◆ **AIM**
Below are records to be output exactly, every one of them.

◆ **RECORD SET**
#####
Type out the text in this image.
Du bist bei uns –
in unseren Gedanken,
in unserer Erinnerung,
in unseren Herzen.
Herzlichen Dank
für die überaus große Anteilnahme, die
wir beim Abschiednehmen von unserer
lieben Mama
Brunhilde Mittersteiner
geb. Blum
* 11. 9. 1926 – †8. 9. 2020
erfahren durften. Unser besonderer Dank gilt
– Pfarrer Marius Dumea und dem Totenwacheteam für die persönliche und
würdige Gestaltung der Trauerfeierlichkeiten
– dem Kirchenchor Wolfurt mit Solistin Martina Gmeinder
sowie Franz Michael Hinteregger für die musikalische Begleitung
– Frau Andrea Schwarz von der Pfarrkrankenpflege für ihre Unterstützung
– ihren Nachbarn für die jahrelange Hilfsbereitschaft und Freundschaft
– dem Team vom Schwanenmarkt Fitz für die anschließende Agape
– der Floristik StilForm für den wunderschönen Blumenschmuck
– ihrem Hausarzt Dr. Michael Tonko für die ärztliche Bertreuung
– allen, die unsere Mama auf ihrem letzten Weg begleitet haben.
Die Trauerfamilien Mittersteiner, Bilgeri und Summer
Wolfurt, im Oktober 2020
#####
◆ **ANSWER TO THIS PROBLEM**
Type out the text in this image.
Du bist bei uns –
in unseren Gedanken,
in unserer Erinnerung,
in unseren Herzen.
Herzlichen Dank
für die überaus große Anteilnahme, die
wir beim Abschiednehmen von unserer
lieben Mama
Brunhilde Mittersteiner
geb. Blum
* 11. 9. 1926 – †8. 9. 2020
erfahren durften. Unser besonderer Dank gilt
– Pfarrer Marius Dumea und dem Totenwacheteam für die persönliche und
würdige Gestaltung der Trauerfeierlichkeiten
– dem Kirchenchor Wolfurt mit Solistin Martina Gmeinder
sowie Franz Michael Hinteregger für die musikalische Begleitung
– Frau Andrea Schwarz von der Pfarrkrankenpflege für ihre Unterstützung
– ihren Nachbarn für die jahrelange Hilfsbereitschaft und Freundschaft
– dem Team vom Schwanenmarkt Fitz für die anschließende Agape
– der Floristik StilForm für den wunderschönen Blumenschmuck
– ihrem Hausarzt Dr. Michael Tonko für die ärztliche Bertreuung
– allen, die unsere Mama auf ihrem letzten Weg begleitet haben.
Die Trauerfamilien Mittersteiner, Bilgeri und Summer
Wolfurt, im Oktober 2020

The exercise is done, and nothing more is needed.